*GIVEN TASK*: Set down the whole listing verbatim.

*MATERIAL*:
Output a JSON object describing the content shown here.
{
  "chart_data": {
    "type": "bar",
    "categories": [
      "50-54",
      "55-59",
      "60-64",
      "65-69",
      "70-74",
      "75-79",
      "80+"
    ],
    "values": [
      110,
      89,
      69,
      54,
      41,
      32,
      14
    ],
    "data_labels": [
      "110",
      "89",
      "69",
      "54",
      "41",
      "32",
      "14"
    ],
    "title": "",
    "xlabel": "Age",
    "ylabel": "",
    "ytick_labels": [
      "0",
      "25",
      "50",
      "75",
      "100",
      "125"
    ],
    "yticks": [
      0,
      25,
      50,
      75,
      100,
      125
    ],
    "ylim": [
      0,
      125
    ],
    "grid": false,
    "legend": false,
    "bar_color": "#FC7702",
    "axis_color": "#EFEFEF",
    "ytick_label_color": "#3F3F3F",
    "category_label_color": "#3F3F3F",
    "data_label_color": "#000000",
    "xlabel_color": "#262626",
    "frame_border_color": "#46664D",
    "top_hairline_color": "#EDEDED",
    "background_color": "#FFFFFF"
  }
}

*SOLUTION TO THIS PROBLEM*:
Output a JSON object describing the content shown here.
{
  "chart_data": {
    "type": "bar",
    "categories": [
      "50-54",
      "55-59",
      "60-64",
      "65-69",
      "70-74",
      "75-79",
      "80+"
    ],
    "values": [
      110,
      89,
      69,
      54,
      41,
      32,
      14
    ],
    "data_labels": [
      "110",
      "89",
      "69",
      "54",
      "41",
      "32",
      "14"
    ],
    "title": "",
    "xlabel": "Age",
    "ylabel": "",
    "ytick_labels": [
      "0",
      "25",
      "50",
      "75",
      "100",
      "125"
    ],
    "yticks": [
      0,
      25,
      50,
      75,
      100,
      125
    ],
    "ylim": [
      0,
      125
    ],
    "grid": false,
    "legend": false,
    "bar_color": "#FC7702",
    "axis_color": "#EFEFEF",
    "ytick_label_color": "#3F3F3F",
    "category_label_color": "#3F3F3F",
    "data_label_color": "#000000",
    "xlabel_color": "#262626",
    "frame_border_color": "#46664D",
    "top_hairline_color": "#EDEDED",
    "background_color": "#FFFFFF"
  }
}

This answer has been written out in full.